PROBLEM REQUIREMENTS. Your answer should consist of each line below that contains the string "journal".

:: SOURCE MATERIAL

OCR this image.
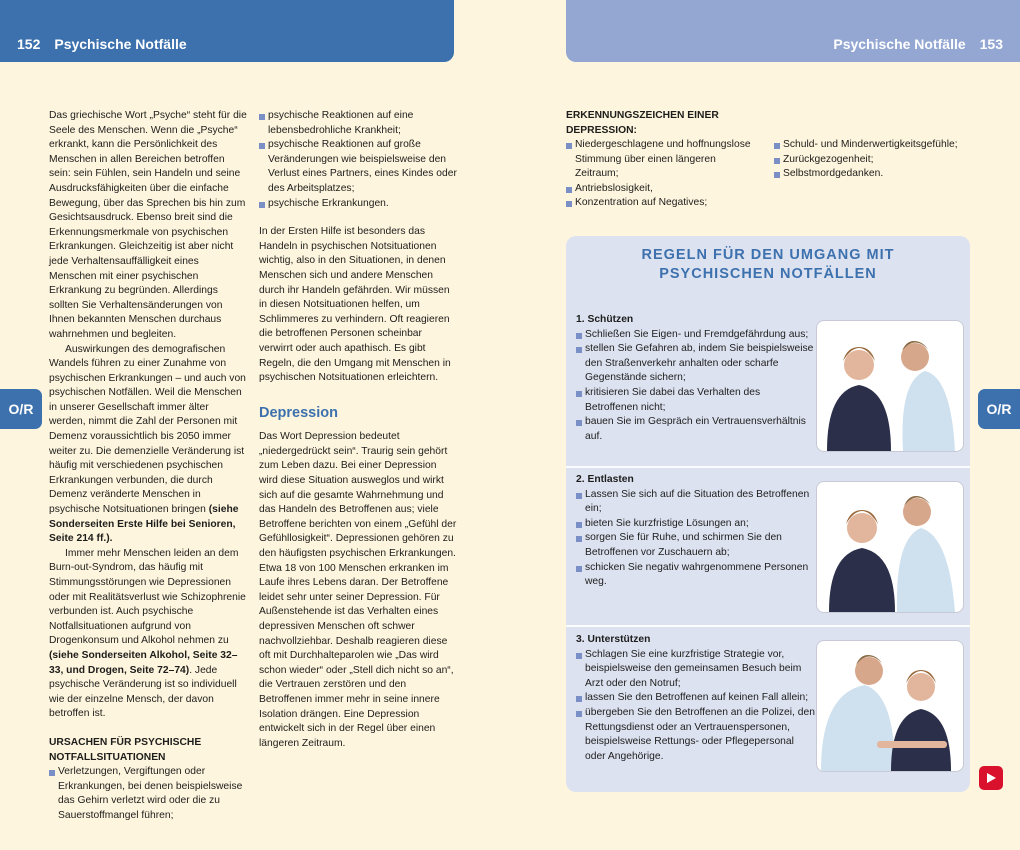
152 Psychische Notfälle	Psychische Notfälle 153
O/R	O/R

Das griechische Wort „Psyche“ steht für die Seele des Menschen. Wenn die „Psyche“ erkrankt, kann die Persönlichkeit des Menschen in allen Bereichen betroffen sein: sein Fühlen, sein Handeln und seine Ausdrucksfähigkeiten über die einfache Bewegung, über das Sprechen bis hin zum Gesichtsausdruck. Ebenso breit sind die Erkennungsmerkmale von psychischen Erkrankungen. Gleichzeitig ist aber nicht jede Verhaltensauffälligkeit eines Menschen mit einer psychischen Erkrankung zu begründen. Allerdings sollten Sie Verhaltensänderungen von Ihnen bekannten Menschen durchaus wahrnehmen und begleiten.

Auswirkungen des demografischen Wandels führen zu einer Zunahme von psychischen Erkrankungen – und auch von psychischen Notfällen. Weil die Menschen in unserer Gesellschaft immer älter werden, nimmt die Zahl der Personen mit Demenz voraussichtlich bis 2050 immer weiter zu. Die demenzielle Veränderung ist häufig mit verschiedenen psychischen Erkrankungen verbunden, die durch Demenz veränderte Menschen in psychische Notsituationen bringen (siehe Sonderseiten Erste Hilfe bei Senioren, Seite 214 ff.).

Immer mehr Menschen leiden an dem Burn-out-Syndrom, das häufig mit Stimmungsstörungen wie Depressionen oder mit Realitätsverlust wie Schizophrenie verbunden ist. Auch psychische Notfallsituationen aufgrund von Drogenkonsum und Alkohol nehmen zu (siehe Sonderseiten Alkohol, Seite 32–33, und Drogen, Seite 72–74). Jede psychische Veränderung ist so individuell wie der einzelne Mensch, der davon betroffen ist.

URSACHEN FÜR PSYCHISCHE NOTFALLSITUATIONEN
Verletzungen, Vergiftungen oder Erkrankungen, bei denen beispielsweise das Gehirn verletzt wird oder die zu Sauerstoffmangel führen;
psychische Reaktionen auf eine lebensbedrohliche Krankheit;
psychische Reaktionen auf große Veränderungen wie beispielsweise den Verlust eines Partners, eines Kindes oder des Arbeitsplatzes;
psychische Erkrankungen.

In der Ersten Hilfe ist besonders das Handeln in psychischen Notsituationen wichtig, also in den Situationen, in denen Menschen sich und andere Menschen durch ihr Handeln gefährden. Wir müssen in diesen Notsituationen helfen, um Schlimmeres zu verhindern. Oft reagieren die betroffenen Personen scheinbar verwirrt oder auch apathisch. Es gibt Regeln, die den Umgang mit Menschen in psychischen Notsituationen erleichtern.

Depression

Das Wort Depression bedeutet „niedergedrückt sein“. Traurig sein gehört zum Leben dazu. Bei einer Depression wird diese Situation ausweglos und wirkt sich auf die gesamte Wahrnehmung und das Handeln des Betroffenen aus; viele Betroffene berichten von einem „Gefühl der Gefühllosigkeit“. Depressionen gehören zu den häufigsten psychischen Erkrankungen. Etwa 18 von 100 Menschen erkranken im Laufe ihres Lebens daran. Der Betroffene leidet sehr unter seiner Depression. Für Außenstehende ist das Verhalten eines depressiven Menschen oft schwer nachvollziehbar. Deshalb reagieren diese oft mit Durchhalteparolen wie „Das wird schon wieder“ oder „Stell dich nicht so an“, die Vertrauen zerstören und den Betroffenen immer mehr in seine innere Isolation drängen. Eine Depression entwickelt sich in der Regel über einen längeren Zeitraum.

ERKENNUNGSZEICHEN EINER DEPRESSION:
Niedergeschlagene und hoffnungslose Stimmung über einen längeren Zeitraum;
Antriebslosigkeit,
Konzentration auf Negatives;
Schuld- und Minderwertigkeitsgefühle;
Zurückgezogenheit;
Selbstmordgedanken.
REGELN FÜR DEN UMGANG MIT
PSYCHISCHEN NOTFÄLLEN
1. Schützen
Schließen Sie Eigen- und Fremdgefährdung aus;
stellen Sie Gefahren ab, indem Sie beispielsweise den Straßenverkehr anhalten oder scharfe Gegenstände sichern;
kritisieren Sie dabei das Verhalten des Betroffenen nicht;
bauen Sie im Gespräch ein Vertrauensverhältnis auf.
2. Entlasten
Lassen Sie sich auf die Situation des Betroffenen ein;
bieten Sie kurzfristige Lösungen an;
sorgen Sie für Ruhe, und schirmen Sie den Betroffenen vor Zuschauern ab;
schicken Sie negativ wahrgenommene Personen weg.
3. Unterstützen
Schlagen Sie eine kurzfristige Strategie vor, beispielsweise den gemeinsamen Besuch beim Arzt oder den Notruf;
lassen Sie den Betroffenen auf keinen Fall allein;
übergeben Sie den Betroffenen an die Polizei, den Rettungsdienst oder an Vertrauenspersonen, beispielsweise Rettungs- oder Pflegepersonal oder Angehörige.
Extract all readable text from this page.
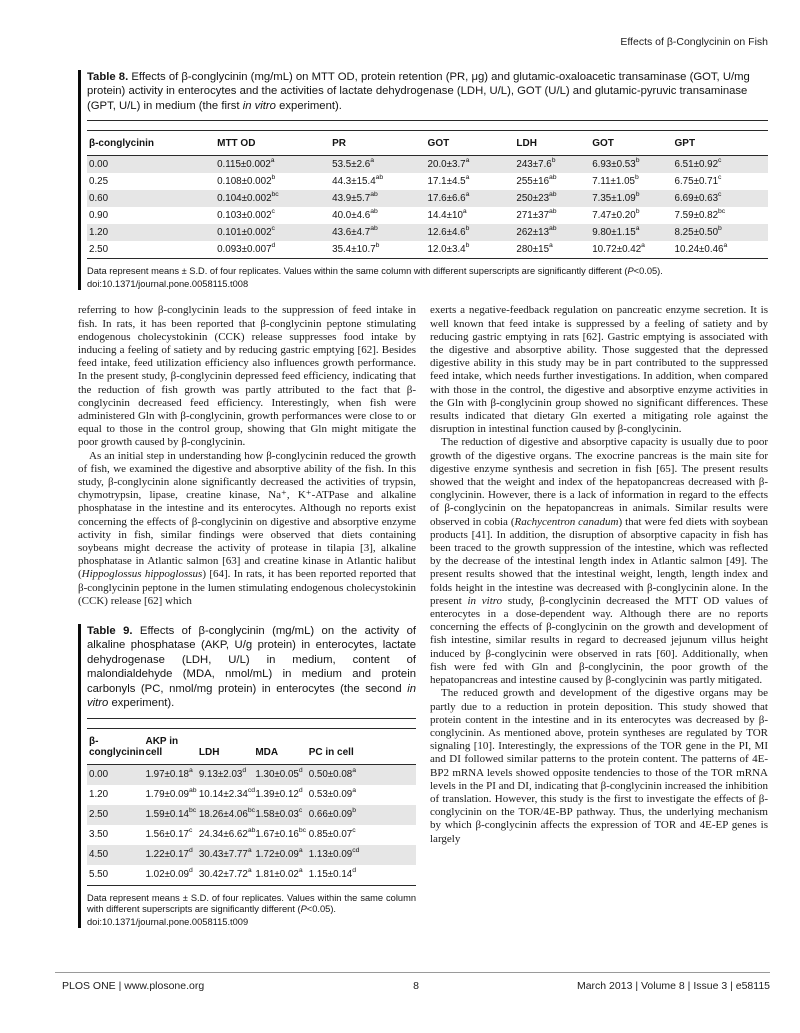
Effects of β-Conglycinin on Fish
Table 8. Effects of β-conglycinin (mg/mL) on MTT OD, protein retention (PR, μg) and glutamic-oxaloacetic transaminase (GOT, U/mg protein) activity in enterocytes and the activities of lactate dehydrogenase (LDH, U/L), GOT (U/L) and glutamic-pyruvic transaminase (GPT, U/L) in medium (the first in vitro experiment).
β-conglycinin	MTT OD	PR	GOT	LDH	GOT	GPT
0.00	0.115±0.002$^a$	53.5±2.6$^a$	20.0±3.7$^a$	243±7.6$^b$	6.93±0.53$^b$	6.51±0.92$^c$
0.25	0.108±0.002$^b$	44.3±15.4$^{ab}$	17.1±4.5$^a$	$255\pm 16^{ab}$	7.11±1.05$^b$	6.75±0.71$^c$
0.60	0.104±0.002$^{bc}$	43.9±5.7$^{ab}$	17.6±6.6$^a$	$250\pm 23^{ab}$	7.35±1.09$^b$	6.69±0.63$^c$
0.90	0.103±0.002$^c$	40.0±4.6$^{ab}$	$14.4\pm 10^a$	$271\pm 37^{ab}$	7.47±0.20$^b$	7.59±0.82$^{bc}$
1.20	0.101±0.002$^c$	43.6±4.7$^{ab}$	12.6±4.6$^b$	$262\pm 13^{ab}$	9.80±1.15$^a$	8.25±0.50$^b$
2.50	0.093±0.007$^d$	35.4±10.7$^b$	12.0±3.4$^b$	$280\pm 15^a$	10.72±0.42$^a$	10.24±0.46$^a$
Data represent means ± S.D. of four replicates. Values within the same column with different superscripts are significantly different (P<0.05).
doi:10.1371/journal.pone.0058115.t008

referring to how β-conglycinin leads to the suppression of feed intake in fish. In rats, it has been reported that β-conglycinin peptone stimulating endogenous cholecystokinin (CCK) release suppresses food intake by inducing a feeling of satiety and by reducing gastric emptying [62]. Besides feed intake, feed utilization efficiency also influences growth performance. In the present study, β-conglycinin depressed feed efficiency, indicating that the reduction of fish growth was partly attributed to the fact that β-conglycinin decreased feed efficiency. Interestingly, when fish were administered Gln with β-conglycinin, growth performances were close to or equal to those in the control group, showing that Gln might mitigate the poor growth caused by β-conglycinin.

As an initial step in understanding how β-conglycinin reduced the growth of fish, we examined the digestive and absorptive ability of the fish. In this study, β-conglycinin alone significantly decreased the activities of trypsin, chymotrypsin, lipase, creatine kinase, Na⁺, K⁺-ATPase and alkaline phosphatase in the intestine and its enterocytes. Although no reports exist concerning the effects of β-conglycinin on digestive and absorptive enzyme activity in fish, similar findings were observed that diets containing soybeans might decrease the activity of protease in tilapia [3], alkaline phosphatase in Atlantic salmon [63] and creatine kinase in Atlantic halibut (Hippoglossus hippoglossus) [64]. In rats, it has been reported reported that β-conglycinin peptone in the lumen stimulating endogenous cholecystokinin (CCK) release [62] which

Table 9. Effects of β-conglycinin (mg/mL) on the activity of alkaline phosphatase (AKP, U/g protein) in enterocytes, lactate dehydrogenase (LDH, U/L) in medium, content of malondialdehyde (MDA, nmol/mL) in medium and protein carbonyls (PC, nmol/mg protein) in enterocytes (the second in vitro experiment).
β-conglycinin	AKP in cell	LDH	MDA	PC in cell
0.00	1.97±0.18$^a$	9.13±2.03$^d$	1.30±0.05$^d$	0.50±0.08$^a$
1.20	1.79±0.09$^{ab}$	10.14±2.34$^{cd}$	1.39±0.12$^d$	0.53±0.09$^a$
2.50	1.59±0.14$^{bc}$	18.26±4.06$^{bc}$	1.58±0.03$^c$	0.66±0.09$^b$
3.50	1.56±0.17$^c$	24.34±6.62$^{ab}$	1.67±0.16$^{bc}$	0.85±0.07$^c$
4.50	1.22±0.17$^d$	30.43±7.77$^a$	1.72±0.09$^a$	1.13±0.09$^{cd}$
5.50	1.02±0.09$^d$	30.42±7.72$^a$	1.81±0.02$^a$	1.15±0.14$^d$
Data represent means ± S.D. of four replicates. Values within the same column with different superscripts are significantly different (P<0.05).
doi:10.1371/journal.pone.0058115.t009

exerts a negative-feedback regulation on pancreatic enzyme secretion. It is well known that feed intake is suppressed by a feeling of satiety and by reducing gastric emptying in rats [62]. Gastric emptying is associated with the digestive and absorptive ability. Those suggested that the depressed digestive ability in this study may be in part contributed to the suppressed feed intake, which needs further investigations. In addition, when compared with those in the control, the digestive and absorptive enzyme activities in the Gln with β-conglycinin group showed no significant differences. These results indicated that dietary Gln exerted a mitigating role against the disruption in intestinal function caused by β-conglycinin.

The reduction of digestive and absorptive capacity is usually due to poor growth of the digestive organs. The exocrine pancreas is the main site for digestive enzyme synthesis and secretion in fish [65]. The present results showed that the weight and index of the hepatopancreas decreased with β-conglycinin. However, there is a lack of information in regard to the effects of β-conglycinin on the hepatopancreas in animals. Similar results were observed in cobia (Rachycentron canadum) that were fed diets with soybean products [41]. In addition, the disruption of absorptive capacity in fish has been traced to the growth suppression of the intestine, which was reflected by the decrease of the intestinal length index in Atlantic salmon [49]. The present results showed that the intestinal weight, length, length index and folds height in the intestine was decreased with β-conglycinin alone. In the present in vitro study, β-conglycinin decreased the MTT OD values of enterocytes in a dose-dependent way. Although there are no reports concerning the effects of β-conglycinin on the growth and development of fish intestine, similar results in regard to decreased jejunum villus height induced by β-conglycinin were observed in rats [60]. Additionally, when fish were fed with Gln and β-conglycinin, the poor growth of the hepatopancreas and intestine caused by β-conglycinin was partly mitigated.

The reduced growth and development of the digestive organs may be partly due to a reduction in protein deposition. This study showed that protein content in the intestine and in its enterocytes was decreased by β-conglycinin. As mentioned above, protein syntheses are regulated by TOR signaling [10]. Interestingly, the expressions of the TOR gene in the PI, MI and DI followed similar patterns to the protein content. The patterns of 4E-BP2 mRNA levels showed opposite tendencies to those of the TOR mRNA levels in the PI and DI, indicating that β-conglycinin increased the inhibition of translation. However, this study is the first to investigate the effects of β-conglycinin on the TOR/4E-BP pathway. Thus, the underlying mechanism by which β-conglycinin affects the expression of TOR and 4E-EP genes is largely

PLOS ONE | www.plosone.org	8	March 2013 | Volume 8 | Issue 3 | e58115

::::

RESPONSE BOX.
doi:10.1371/journal.pone.0058115.t008
doi:10.1371/journal.pone.0058115.t009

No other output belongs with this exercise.